### Activity A
List every country named in the passage on cryptocurrency and ICOs.
### Activity B
Write the next part of the passage on cryptocurrency and ICOs, picking up after its final sentence.

### Provided passage
Thankfully, with regulation and awareness, next year, we can expect to have only genuine companies looking to raise money through ICOs. Of course, like any gold rush, a lot of stupid money has come in the crypto market, but we’ll see some sanity prevailing in the coming year.

ICOs also made it easier for companies that are already in the market to raise money. Popular messaging app Kik, for instance, launched its own token referred to as Kin. With such developments, we can expect to see some very feeble but decentralised ecosystems cropping up in the coming year.

Governments and regulators crackdown

Did you know that Estonia aims to be the world’s first digital nation with its own cryptocurrency? As part of its e-residency initiative, it will be introducing Estcoins, which will enable individuals to have their digital signatures as well as use them as loyalty points. Belarus on the other hand, not only gave them a legal status, but made cryptocurrencies tax free for the next five years. Japan has also legalised cryptocurrency trading exchanges.

Not every country, though, had a rosy approach towards Bitcoin and its peers. China first banned ICOs in June and later, it banned trading of fiat money to cryptocurrencies on Chinese exchanges. The SEC (Securities and Exchange Commission) in the US issued warnings about ICOs. Back in India, the government continued to be have a neutral stance towards virtual currencies. While it suggests to have a proper caution because of the volatile nature and says that it is users’ responsibility in case they lose their money, it remains to be seen whether they’ll be legalised or not.

Document layout analysis data
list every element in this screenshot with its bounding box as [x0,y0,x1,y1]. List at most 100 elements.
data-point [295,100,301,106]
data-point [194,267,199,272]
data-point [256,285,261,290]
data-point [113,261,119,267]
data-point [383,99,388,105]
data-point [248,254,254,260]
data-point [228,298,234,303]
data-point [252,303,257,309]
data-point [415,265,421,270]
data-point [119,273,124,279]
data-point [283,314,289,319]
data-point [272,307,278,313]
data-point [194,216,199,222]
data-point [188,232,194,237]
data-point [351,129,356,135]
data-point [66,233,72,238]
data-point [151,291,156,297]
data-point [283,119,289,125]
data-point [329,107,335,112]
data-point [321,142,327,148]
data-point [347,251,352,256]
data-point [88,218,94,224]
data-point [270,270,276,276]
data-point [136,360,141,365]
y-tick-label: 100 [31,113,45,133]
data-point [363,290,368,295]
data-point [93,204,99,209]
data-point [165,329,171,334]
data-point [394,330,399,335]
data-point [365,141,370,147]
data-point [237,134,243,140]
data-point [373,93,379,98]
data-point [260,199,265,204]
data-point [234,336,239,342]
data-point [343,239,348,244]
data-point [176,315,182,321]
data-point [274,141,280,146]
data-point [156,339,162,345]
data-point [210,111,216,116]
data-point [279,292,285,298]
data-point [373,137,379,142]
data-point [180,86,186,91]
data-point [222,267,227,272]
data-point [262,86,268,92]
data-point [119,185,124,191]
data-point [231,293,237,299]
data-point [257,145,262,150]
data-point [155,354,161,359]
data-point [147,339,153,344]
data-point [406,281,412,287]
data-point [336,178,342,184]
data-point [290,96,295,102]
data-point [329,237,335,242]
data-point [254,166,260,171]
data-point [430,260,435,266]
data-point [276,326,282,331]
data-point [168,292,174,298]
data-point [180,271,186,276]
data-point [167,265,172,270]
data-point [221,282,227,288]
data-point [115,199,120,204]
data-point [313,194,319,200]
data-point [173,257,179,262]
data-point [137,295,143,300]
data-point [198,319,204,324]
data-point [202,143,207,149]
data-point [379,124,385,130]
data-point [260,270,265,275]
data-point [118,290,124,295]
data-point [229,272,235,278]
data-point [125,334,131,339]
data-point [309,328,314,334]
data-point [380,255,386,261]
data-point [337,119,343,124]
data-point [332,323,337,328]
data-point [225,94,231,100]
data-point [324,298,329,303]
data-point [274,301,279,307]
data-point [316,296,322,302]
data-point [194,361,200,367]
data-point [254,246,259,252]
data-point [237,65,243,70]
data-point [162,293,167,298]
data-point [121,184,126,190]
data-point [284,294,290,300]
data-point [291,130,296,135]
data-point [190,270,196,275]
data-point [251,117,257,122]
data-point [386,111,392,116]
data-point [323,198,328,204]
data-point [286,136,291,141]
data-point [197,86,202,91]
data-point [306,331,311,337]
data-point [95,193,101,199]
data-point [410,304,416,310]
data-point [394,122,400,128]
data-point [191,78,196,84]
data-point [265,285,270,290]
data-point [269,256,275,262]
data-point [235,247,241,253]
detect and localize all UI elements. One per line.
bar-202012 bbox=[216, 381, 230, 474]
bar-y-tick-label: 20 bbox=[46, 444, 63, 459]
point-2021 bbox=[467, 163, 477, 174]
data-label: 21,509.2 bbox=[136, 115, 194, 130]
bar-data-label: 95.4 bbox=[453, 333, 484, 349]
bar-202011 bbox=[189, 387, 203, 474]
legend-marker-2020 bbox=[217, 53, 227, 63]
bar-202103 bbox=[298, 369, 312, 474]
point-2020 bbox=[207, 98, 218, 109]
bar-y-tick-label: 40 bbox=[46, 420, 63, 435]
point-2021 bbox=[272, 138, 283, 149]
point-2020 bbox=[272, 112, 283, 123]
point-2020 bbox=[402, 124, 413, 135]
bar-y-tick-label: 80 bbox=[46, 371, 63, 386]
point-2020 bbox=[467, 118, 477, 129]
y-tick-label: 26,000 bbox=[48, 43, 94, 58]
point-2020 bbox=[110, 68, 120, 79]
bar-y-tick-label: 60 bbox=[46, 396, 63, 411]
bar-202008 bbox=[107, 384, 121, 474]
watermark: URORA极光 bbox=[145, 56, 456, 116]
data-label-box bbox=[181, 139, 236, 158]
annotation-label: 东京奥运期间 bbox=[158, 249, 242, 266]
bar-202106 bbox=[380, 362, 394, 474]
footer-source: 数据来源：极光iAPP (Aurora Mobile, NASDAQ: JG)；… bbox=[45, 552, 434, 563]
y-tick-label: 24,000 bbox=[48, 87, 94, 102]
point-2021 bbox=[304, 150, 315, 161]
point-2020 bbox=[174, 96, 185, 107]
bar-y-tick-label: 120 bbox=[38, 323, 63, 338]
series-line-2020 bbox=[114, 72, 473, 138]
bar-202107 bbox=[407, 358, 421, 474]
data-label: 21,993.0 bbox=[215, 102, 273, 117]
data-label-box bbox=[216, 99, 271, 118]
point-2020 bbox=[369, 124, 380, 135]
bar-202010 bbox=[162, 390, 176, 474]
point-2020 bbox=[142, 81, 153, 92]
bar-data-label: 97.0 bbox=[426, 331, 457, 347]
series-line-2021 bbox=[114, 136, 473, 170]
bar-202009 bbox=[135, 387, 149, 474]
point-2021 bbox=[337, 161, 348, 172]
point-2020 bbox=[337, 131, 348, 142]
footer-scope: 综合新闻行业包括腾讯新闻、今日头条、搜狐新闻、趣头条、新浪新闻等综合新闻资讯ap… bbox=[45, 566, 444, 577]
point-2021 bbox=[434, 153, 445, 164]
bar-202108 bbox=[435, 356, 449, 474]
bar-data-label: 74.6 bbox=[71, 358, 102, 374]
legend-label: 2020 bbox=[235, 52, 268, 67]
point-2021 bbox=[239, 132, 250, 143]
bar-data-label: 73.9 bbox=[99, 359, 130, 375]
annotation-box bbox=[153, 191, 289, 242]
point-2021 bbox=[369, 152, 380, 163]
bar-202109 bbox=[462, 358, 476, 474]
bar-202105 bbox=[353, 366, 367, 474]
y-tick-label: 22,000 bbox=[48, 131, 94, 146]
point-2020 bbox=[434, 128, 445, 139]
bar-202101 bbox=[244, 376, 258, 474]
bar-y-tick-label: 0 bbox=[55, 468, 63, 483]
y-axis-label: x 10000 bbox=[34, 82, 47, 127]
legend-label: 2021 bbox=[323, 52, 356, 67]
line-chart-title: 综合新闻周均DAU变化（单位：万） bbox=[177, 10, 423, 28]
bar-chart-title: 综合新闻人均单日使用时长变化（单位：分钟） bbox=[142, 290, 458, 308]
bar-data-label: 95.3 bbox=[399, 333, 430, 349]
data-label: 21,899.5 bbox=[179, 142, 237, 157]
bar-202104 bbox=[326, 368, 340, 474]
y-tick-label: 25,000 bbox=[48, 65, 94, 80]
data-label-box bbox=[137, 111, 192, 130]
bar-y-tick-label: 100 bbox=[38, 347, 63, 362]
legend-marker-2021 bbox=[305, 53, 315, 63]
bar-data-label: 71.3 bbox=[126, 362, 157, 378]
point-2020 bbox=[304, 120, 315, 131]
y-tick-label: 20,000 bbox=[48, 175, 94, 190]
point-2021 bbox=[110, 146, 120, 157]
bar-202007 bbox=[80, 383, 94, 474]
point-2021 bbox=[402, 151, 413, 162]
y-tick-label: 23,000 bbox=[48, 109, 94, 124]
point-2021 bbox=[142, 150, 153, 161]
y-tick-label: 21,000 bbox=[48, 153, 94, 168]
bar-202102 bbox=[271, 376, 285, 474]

### Written reply A
Estonia, Belarus, Japan, China, the US, India

### Written reply B
Hackers doubled down

Cryptocurrencies are supposed to be extremely secure – but not when you’re storing them on exchanges. While we used to rarely hear hacking instances until last year, this became a common phenomenon in 2017. Major trading exchanges and mining marketplaces like Bitfinix (Tether stolen worth $31 million), NiceHash and Youbit got hacked losing millions of dollars. Sadly, even wallets weren’t safe, as popular wallet-provider Parity got hacked – twice! It had a critical bug in its code, which led to the same. In total, as per various estimates, we saw close to $500 million stolen this year.

Ransomware makers also started using cryptocurrency to demand money. WannaCry quickly spread on Windows laptops widely this year in May. Hackers demanded BTC worth $300 to $600 to release the victims’ files.

To fork or not to fork

One of the biggest achievements of Bitcoin and the tech that underpins it is the consensus mechanism for authorising transactions. But what if the community doesn’t agree on something? That’s the basis of forks – a concept which means that communities diverge on a different path (or blocks, in this case), thus creating another virtual coin as a result, which promises to have a similar philosophy, along with better features.

With bitcoin’s soaring popularity, its transaction throughput of seven transactions per second is significantly low, and the transactions fees are also becoming high. To alleviate the issue, different stakeholders aim to reach an agreement with Segwit2X to tackle this problem. But after that getting cancelled, a group of people decided to fork Bitcoin to create Bitcoin cash, which has a bigger block size to handle more transactions.

Of course, this wasn’t the year when these forks started happening, but it certainly was the one when the forks actually seemed to have gained importance – considering Bitcoin’s network is clogged with transactions. We also saw many other forks of Bitcoin in the form of Bitcoin gold, recently-released Bitcoin diamond and even a fork that was created around December 25, aptly named Bitcoin God. This trend is expected to continue the next year as well.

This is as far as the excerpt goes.